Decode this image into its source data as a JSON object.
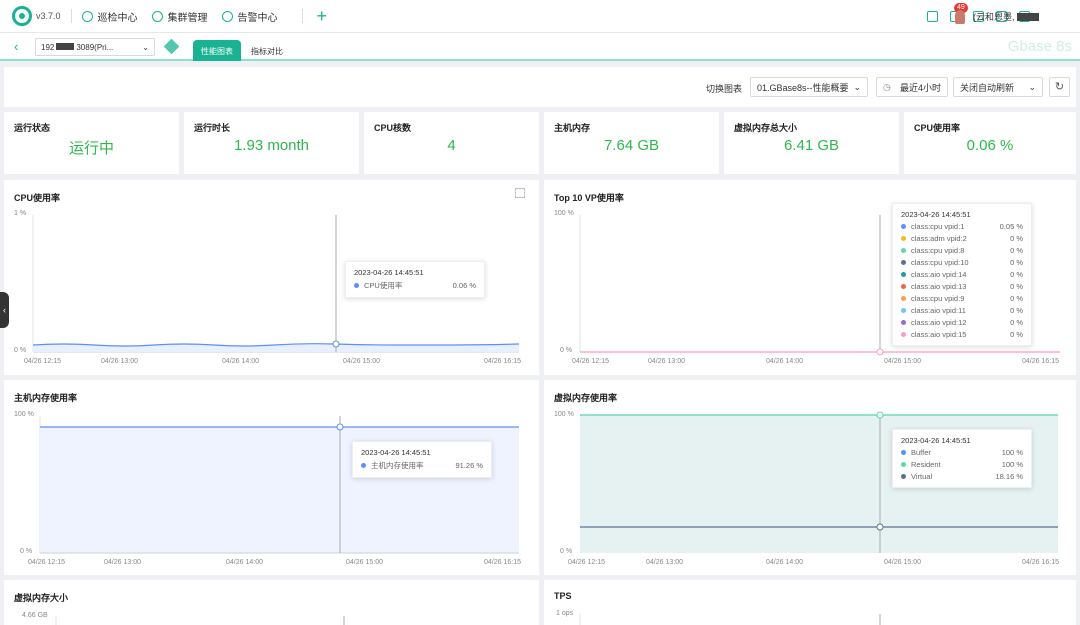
{
  "app": {
    "version": "v3.7.0",
    "logo": "logo-ring-icon"
  },
  "nav": [
    {
      "label": "巡检中心",
      "icon": "inspect-icon"
    },
    {
      "label": "集群管理",
      "icon": "cluster-icon"
    },
    {
      "label": "告警中心",
      "icon": "alarm-icon"
    }
  ],
  "notifications": {
    "count": "49"
  },
  "user": {
    "name": "(云和恩墨,"
  },
  "subbar": {
    "instance_prefix": "192",
    "instance_suffix": "3089(Pri...",
    "tabs": [
      "性能图表",
      "指标对比"
    ],
    "watermark": "Gbase 8s"
  },
  "toolbar": {
    "switch_label": "切换图表",
    "chart_select": "01.GBase8s--性能概要",
    "time_range": "最近4小时",
    "refresh_mode": "关闭自动刷新"
  },
  "cards": [
    {
      "label": "运行状态",
      "value": "运行中"
    },
    {
      "label": "运行时长",
      "value": "1.93 month"
    },
    {
      "label": "CPU核数",
      "value": "4"
    },
    {
      "label": "主机内存",
      "value": "7.64 GB"
    },
    {
      "label": "虚拟内存总大小",
      "value": "6.41 GB"
    },
    {
      "label": "CPU使用率",
      "value": "0.06 %"
    }
  ],
  "panels": {
    "cpu": {
      "title": "CPU使用率",
      "ymax": "1 %",
      "ymin": "0 %",
      "x_ticks": [
        "04/26 12:15",
        "04/26 13:00",
        "04/26 14:00",
        "04/26 15:00",
        "04/26 16:15"
      ],
      "tooltip": {
        "time": "2023-04-26 14:45:51",
        "rows": [
          {
            "name": "CPU使用率",
            "value": "0.06 %",
            "color": "#5b8ff9"
          }
        ]
      }
    },
    "top10": {
      "title": "Top 10 VP使用率",
      "ymax": "100 %",
      "ymin": "0 %",
      "x_ticks": [
        "04/26 12:15",
        "04/26 13:00",
        "04/26 14:00",
        "04/26 15:00",
        "04/26 16:15"
      ],
      "tooltip": {
        "time": "2023-04-26 14:45:51",
        "rows": [
          {
            "name": "class:cpu vpid:1",
            "value": "0.05 %",
            "color": "#5b8ff9"
          },
          {
            "name": "class:adm vpid:2",
            "value": "0 %",
            "color": "#f6bd16"
          },
          {
            "name": "class:cpu vpid:8",
            "value": "0 %",
            "color": "#5ad8a6"
          },
          {
            "name": "class:cpu vpid:10",
            "value": "0 %",
            "color": "#5d7092"
          },
          {
            "name": "class:aio vpid:14",
            "value": "0 %",
            "color": "#269a99"
          },
          {
            "name": "class:aio vpid:13",
            "value": "0 %",
            "color": "#e8684a"
          },
          {
            "name": "class:cpu vpid:9",
            "value": "0 %",
            "color": "#ff9d4d"
          },
          {
            "name": "class:aio vpid:11",
            "value": "0 %",
            "color": "#6dc8ec"
          },
          {
            "name": "class:aio vpid:12",
            "value": "0 %",
            "color": "#9270ca"
          },
          {
            "name": "class:aio vpid:15",
            "value": "0 %",
            "color": "#ff99c3"
          }
        ]
      }
    },
    "hostmem": {
      "title": "主机内存使用率",
      "ymax": "100 %",
      "ymin": "0 %",
      "x_ticks": [
        "04/26 12:15",
        "04/26 13:00",
        "04/26 14:00",
        "04/26 15:00",
        "04/26 16:15"
      ],
      "tooltip": {
        "time": "2023-04-26 14:45:51",
        "rows": [
          {
            "name": "主机内存使用率",
            "value": "91.26 %",
            "color": "#5b8ff9"
          }
        ]
      }
    },
    "vmem": {
      "title": "虚拟内存使用率",
      "ymax": "100 %",
      "ymin": "0 %",
      "x_ticks": [
        "04/26 12:15",
        "04/26 13:00",
        "04/26 14:00",
        "04/26 15:00",
        "04/26 16:15"
      ],
      "tooltip": {
        "time": "2023-04-26 14:45:51",
        "rows": [
          {
            "name": "Buffer",
            "value": "100 %",
            "color": "#5b8ff9"
          },
          {
            "name": "Resident",
            "value": "100 %",
            "color": "#5ad8a6"
          },
          {
            "name": "Virtual",
            "value": "18.16 %",
            "color": "#5d7092"
          }
        ]
      }
    },
    "vmemsize": {
      "title": "虚拟内存大小",
      "ymax": "4.66 GB"
    },
    "tps": {
      "title": "TPS",
      "ymax": "1 ops"
    }
  }
}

........

GOAL OF THE EXERCISE: Pictures stay out of the copy; please restate every record above exactly.

TASK RESPONSE:
Decode this image into its source data as a JSON object.
{
  "app": {
    "version": "v3.7.0",
    "logo": "logo-ring-icon"
  },
  "nav": [
    {
      "label": "巡检中心",
      "icon": "inspect-icon"
    },
    {
      "label": "集群管理",
      "icon": "cluster-icon"
    },
    {
      "label": "告警中心",
      "icon": "alarm-icon"
    }
  ],
  "notifications": {
    "count": "49"
  },
  "user": {
    "name": "(云和恩墨,"
  },
  "subbar": {
    "instance_prefix": "192",
    "instance_suffix": "3089(Pri...",
    "tabs": [
      "性能图表",
      "指标对比"
    ],
    "watermark": "Gbase 8s"
  },
  "toolbar": {
    "switch_label": "切换图表",
    "chart_select": "01.GBase8s--性能概要",
    "time_range": "最近4小时",
    "refresh_mode": "关闭自动刷新"
  },
  "cards": [
    {
      "label": "运行状态",
      "value": "运行中"
    },
    {
      "label": "运行时长",
      "value": "1.93 month"
    },
    {
      "label": "CPU核数",
      "value": "4"
    },
    {
      "label": "主机内存",
      "value": "7.64 GB"
    },
    {
      "label": "虚拟内存总大小",
      "value": "6.41 GB"
    },
    {
      "label": "CPU使用率",
      "value": "0.06 %"
    }
  ],
  "panels": {
    "cpu": {
      "title": "CPU使用率",
      "ymax": "1 %",
      "ymin": "0 %",
      "x_ticks": [
        "04/26 12:15",
        "04/26 13:00",
        "04/26 14:00",
        "04/26 15:00",
        "04/26 16:15"
      ],
      "tooltip": {
        "time": "2023-04-26 14:45:51",
        "rows": [
          {
            "name": "CPU使用率",
            "value": "0.06 %",
            "color": "#5b8ff9"
          }
        ]
      }
    },
    "top10": {
      "title": "Top 10 VP使用率",
      "ymax": "100 %",
      "ymin": "0 %",
      "x_ticks": [
        "04/26 12:15",
        "04/26 13:00",
        "04/26 14:00",
        "04/26 15:00",
        "04/26 16:15"
      ],
      "tooltip": {
        "time": "2023-04-26 14:45:51",
        "rows": [
          {
            "name": "class:cpu vpid:1",
            "value": "0.05 %",
            "color": "#5b8ff9"
          },
          {
            "name": "class:adm vpid:2",
            "value": "0 %",
            "color": "#f6bd16"
          },
          {
            "name": "class:cpu vpid:8",
            "value": "0 %",
            "color": "#5ad8a6"
          },
          {
            "name": "class:cpu vpid:10",
            "value": "0 %",
            "color": "#5d7092"
          },
          {
            "name": "class:aio vpid:14",
            "value": "0 %",
            "color": "#269a99"
          },
          {
            "name": "class:aio vpid:13",
            "value": "0 %",
            "color": "#e8684a"
          },
          {
            "name": "class:cpu vpid:9",
            "value": "0 %",
            "color": "#ff9d4d"
          },
          {
            "name": "class:aio vpid:11",
            "value": "0 %",
            "color": "#6dc8ec"
          },
          {
            "name": "class:aio vpid:12",
            "value": "0 %",
            "color": "#9270ca"
          },
          {
            "name": "class:aio vpid:15",
            "value": "0 %",
            "color": "#ff99c3"
          }
        ]
      }
    },
    "hostmem": {
      "title": "主机内存使用率",
      "ymax": "100 %",
      "ymin": "0 %",
      "x_ticks": [
        "04/26 12:15",
        "04/26 13:00",
        "04/26 14:00",
        "04/26 15:00",
        "04/26 16:15"
      ],
      "tooltip": {
        "time": "2023-04-26 14:45:51",
        "rows": [
          {
            "name": "主机内存使用率",
            "value": "91.26 %",
            "color": "#5b8ff9"
          }
        ]
      }
    },
    "vmem": {
      "title": "虚拟内存使用率",
      "ymax": "100 %",
      "ymin": "0 %",
      "x_ticks": [
        "04/26 12:15",
        "04/26 13:00",
        "04/26 14:00",
        "04/26 15:00",
        "04/26 16:15"
      ],
      "tooltip": {
        "time": "2023-04-26 14:45:51",
        "rows": [
          {
            "name": "Buffer",
            "value": "100 %",
            "color": "#5b8ff9"
          },
          {
            "name": "Resident",
            "value": "100 %",
            "color": "#5ad8a6"
          },
          {
            "name": "Virtual",
            "value": "18.16 %",
            "color": "#5d7092"
          }
        ]
      }
    },
    "vmemsize": {
      "title": "虚拟内存大小",
      "ymax": "4.66 GB"
    },
    "tps": {
      "title": "TPS",
      "ymax": "1 ops"
    }
  }
}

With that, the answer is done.